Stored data
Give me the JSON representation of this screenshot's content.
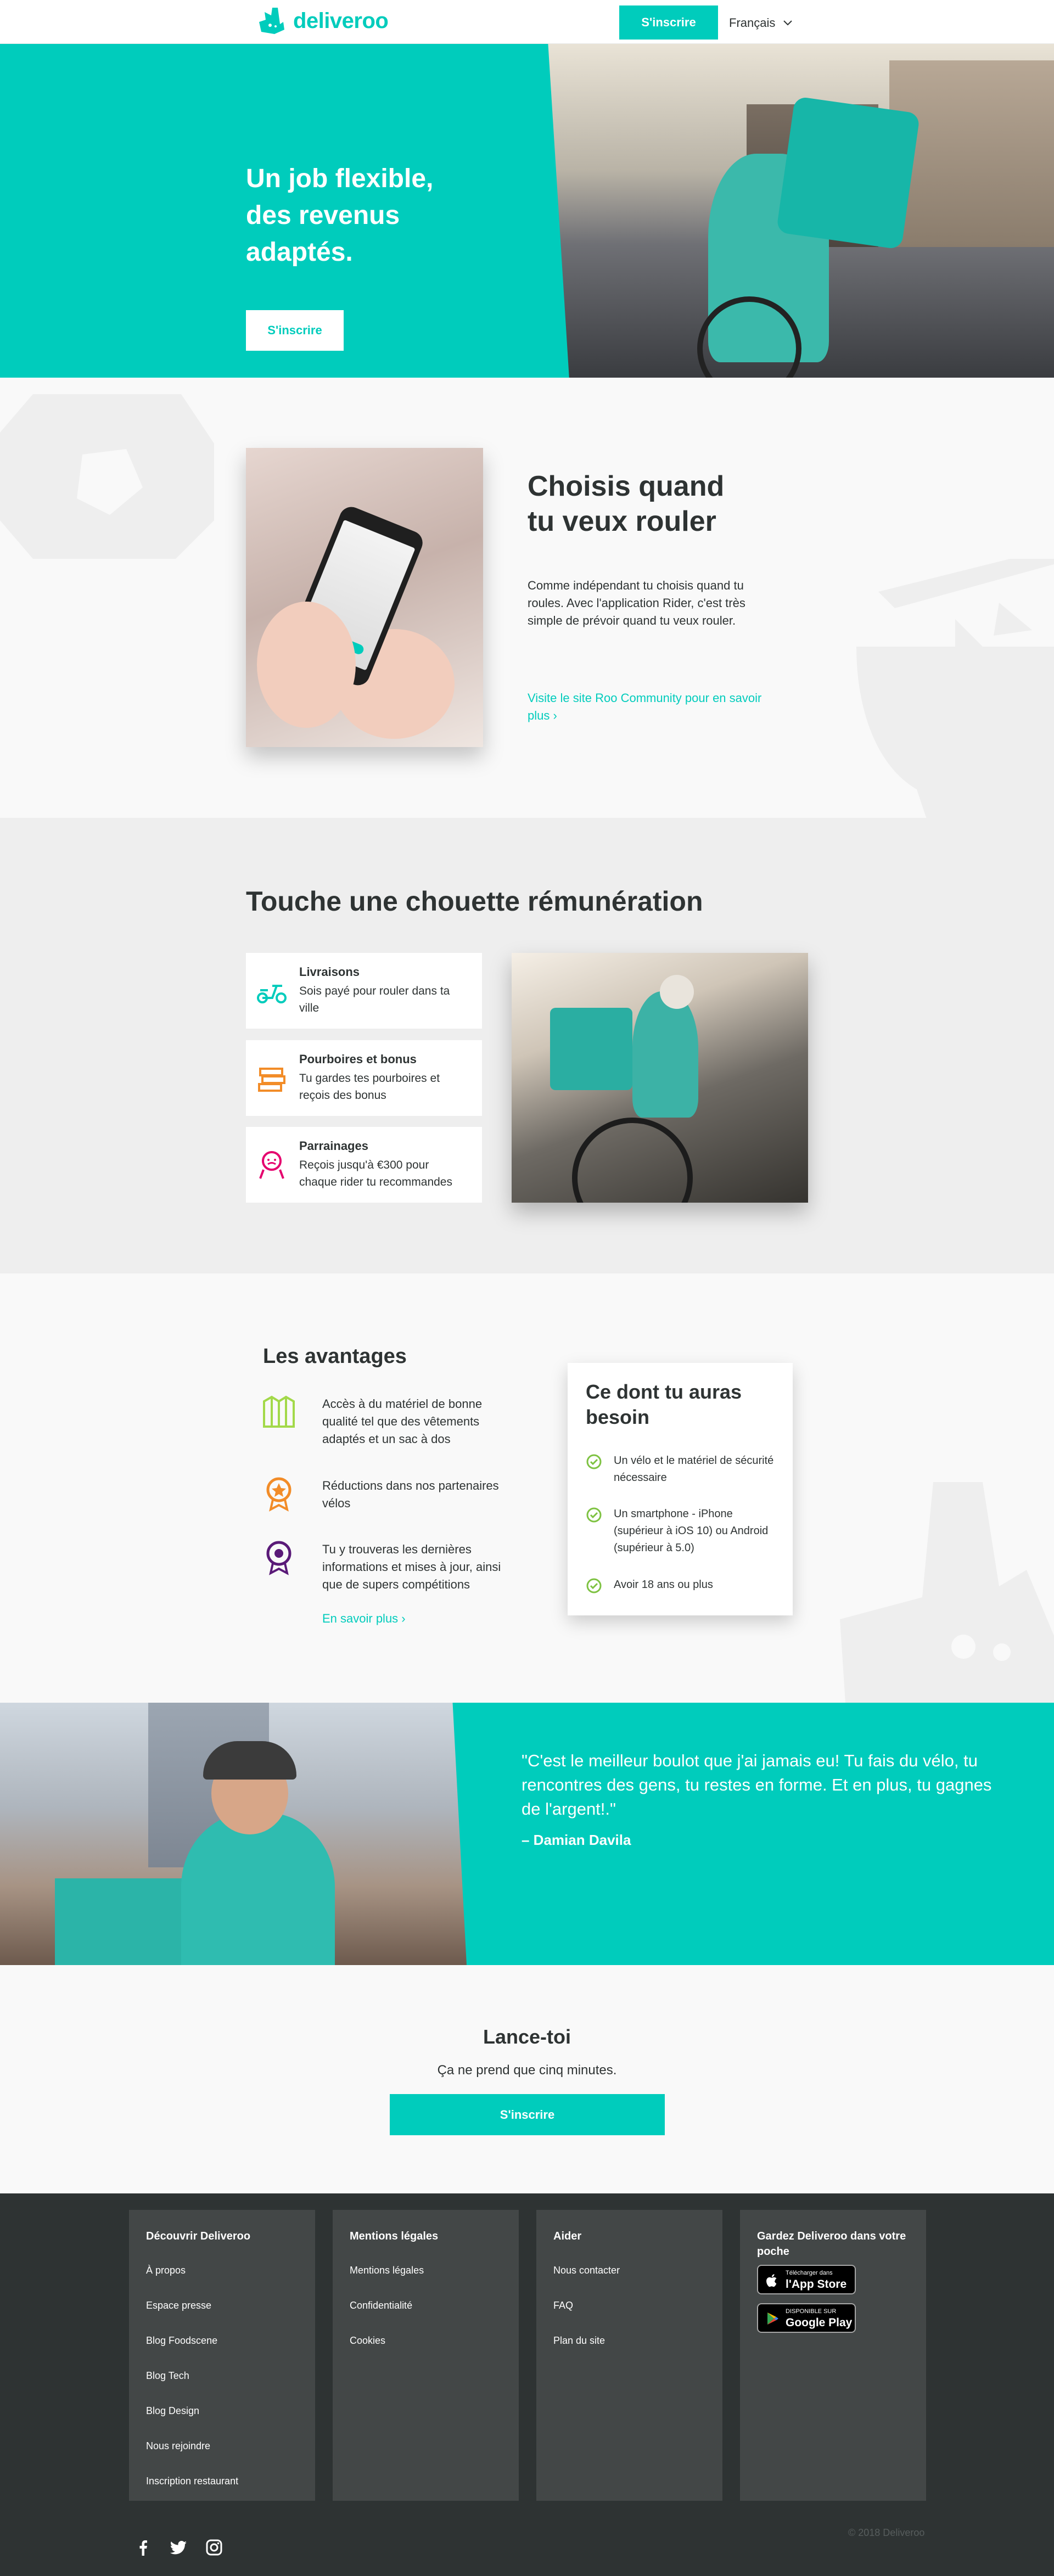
{
  "brand": {
    "name": "deliveroo",
    "accent": "#00ccbc",
    "dark": "#2e3333"
  },
  "header": {
    "signup_label": "S'inscrire",
    "language": "Français"
  },
  "hero": {
    "title": "Un job flexible, des revenus adaptés.",
    "cta_label": "S'inscrire"
  },
  "choose": {
    "title": "Choisis quand tu veux rouler",
    "text": "Comme indépendant tu choisis quand tu roules. Avec l'application Rider, c'est très simple de prévoir quand tu veux rouler.",
    "link": "Visite le site Roo Community pour en savoir plus ›"
  },
  "pay": {
    "title": "Touche une chouette rémunération",
    "cards": [
      {
        "icon": "scooter-icon",
        "label": "Livraisons",
        "desc": "Sois payé pour rouler dans ta ville",
        "color": "#00ccbc"
      },
      {
        "icon": "cash-icon",
        "label": "Pourboires et bonus",
        "desc": "Tu gardes tes pourboires et reçois des bonus",
        "color": "#f28c28"
      },
      {
        "icon": "referral-icon",
        "label": "Parrainages",
        "desc": "Reçois jusqu'à €300 pour chaque rider tu recommandes",
        "color": "#e5006e"
      }
    ]
  },
  "advantages": {
    "title": "Les avantages",
    "items": [
      {
        "icon": "equipment-icon",
        "text": "Accès à du matériel de bonne qualité tel que des vêtements adaptés et un sac à dos",
        "color": "#a3d94a"
      },
      {
        "icon": "medal-icon",
        "text": "Réductions dans nos partenaires vélos",
        "color": "#f28c28"
      },
      {
        "icon": "badge-icon",
        "text": "Tu y trouveras les dernières informations et mises à jour, ainsi que de supers compétitions",
        "color": "#5a1a78"
      }
    ],
    "link": "En savoir plus ›"
  },
  "needs": {
    "title": "Ce dont tu auras besoin",
    "items": [
      "Un vélo et le matériel de sécurité nécessaire",
      "Un smartphone - iPhone (supérieur à iOS 10) ou Android (supérieur à 5.0)",
      "Avoir 18 ans ou plus"
    ],
    "check_color": "#7ec242"
  },
  "testimonial": {
    "quote": "\"C'est le meilleur boulot que j'ai jamais eu! Tu fais du vélo, tu rencontres des gens, tu restes en forme. Et en plus, tu gagnes de l'argent!.\"",
    "author": "– Damian Davila"
  },
  "cta": {
    "title": "Lance-toi",
    "subtitle": "Ça ne prend que cinq minutes.",
    "button": "S'inscrire"
  },
  "footer": {
    "columns": [
      {
        "title": "Découvrir Deliveroo",
        "links": [
          "À propos",
          "Espace presse",
          "Blog Foodscene",
          "Blog Tech",
          "Blog Design",
          "Nous rejoindre",
          "Inscription restaurant"
        ]
      },
      {
        "title": "Mentions légales",
        "links": [
          "Mentions légales",
          "Confidentialité",
          "Cookies"
        ]
      },
      {
        "title": "Aider",
        "links": [
          "Nous contacter",
          "FAQ",
          "Plan du site"
        ]
      }
    ],
    "apps": {
      "title": "Gardez Deliveroo dans votre poche",
      "app_store_small": "Télécharger dans",
      "app_store_big": "l'App Store",
      "google_play_small": "DISPONIBLE SUR",
      "google_play_big": "Google Play"
    },
    "social": [
      "facebook-icon",
      "twitter-icon",
      "instagram-icon"
    ],
    "copyright": "© 2018 Deliveroo"
  }
}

■ **CHALLENGE**: Write the entries above out again exactly, but not the pictures.

■ **WRITTEN SOLUTION**:
Give me the JSON representation of this screenshot's content.
{
  "brand": {
    "name": "deliveroo",
    "accent": "#00ccbc",
    "dark": "#2e3333"
  },
  "header": {
    "signup_label": "S'inscrire",
    "language": "Français"
  },
  "hero": {
    "title": "Un job flexible, des revenus adaptés.",
    "cta_label": "S'inscrire"
  },
  "choose": {
    "title": "Choisis quand tu veux rouler",
    "text": "Comme indépendant tu choisis quand tu roules. Avec l'application Rider, c'est très simple de prévoir quand tu veux rouler.",
    "link": "Visite le site Roo Community pour en savoir plus ›"
  },
  "pay": {
    "title": "Touche une chouette rémunération",
    "cards": [
      {
        "icon": "scooter-icon",
        "label": "Livraisons",
        "desc": "Sois payé pour rouler dans ta ville",
        "color": "#00ccbc"
      },
      {
        "icon": "cash-icon",
        "label": "Pourboires et bonus",
        "desc": "Tu gardes tes pourboires et reçois des bonus",
        "color": "#f28c28"
      },
      {
        "icon": "referral-icon",
        "label": "Parrainages",
        "desc": "Reçois jusqu'à €300 pour chaque rider tu recommandes",
        "color": "#e5006e"
      }
    ]
  },
  "advantages": {
    "title": "Les avantages",
    "items": [
      {
        "icon": "equipment-icon",
        "text": "Accès à du matériel de bonne qualité tel que des vêtements adaptés et un sac à dos",
        "color": "#a3d94a"
      },
      {
        "icon": "medal-icon",
        "text": "Réductions dans nos partenaires vélos",
        "color": "#f28c28"
      },
      {
        "icon": "badge-icon",
        "text": "Tu y trouveras les dernières informations et mises à jour, ainsi que de supers compétitions",
        "color": "#5a1a78"
      }
    ],
    "link": "En savoir plus ›"
  },
  "needs": {
    "title": "Ce dont tu auras besoin",
    "items": [
      "Un vélo et le matériel de sécurité nécessaire",
      "Un smartphone - iPhone (supérieur à iOS 10) ou Android (supérieur à 5.0)",
      "Avoir 18 ans ou plus"
    ],
    "check_color": "#7ec242"
  },
  "testimonial": {
    "quote": "\"C'est le meilleur boulot que j'ai jamais eu! Tu fais du vélo, tu rencontres des gens, tu restes en forme. Et en plus, tu gagnes de l'argent!.\"",
    "author": "– Damian Davila"
  },
  "cta": {
    "title": "Lance-toi",
    "subtitle": "Ça ne prend que cinq minutes.",
    "button": "S'inscrire"
  },
  "footer": {
    "columns": [
      {
        "title": "Découvrir Deliveroo",
        "links": [
          "À propos",
          "Espace presse",
          "Blog Foodscene",
          "Blog Tech",
          "Blog Design",
          "Nous rejoindre",
          "Inscription restaurant"
        ]
      },
      {
        "title": "Mentions légales",
        "links": [
          "Mentions légales",
          "Confidentialité",
          "Cookies"
        ]
      },
      {
        "title": "Aider",
        "links": [
          "Nous contacter",
          "FAQ",
          "Plan du site"
        ]
      }
    ],
    "apps": {
      "title": "Gardez Deliveroo dans votre poche",
      "app_store_small": "Télécharger dans",
      "app_store_big": "l'App Store",
      "google_play_small": "DISPONIBLE SUR",
      "google_play_big": "Google Play"
    },
    "social": [
      "facebook-icon",
      "twitter-icon",
      "instagram-icon"
    ],
    "copyright": "© 2018 Deliveroo"
  }
}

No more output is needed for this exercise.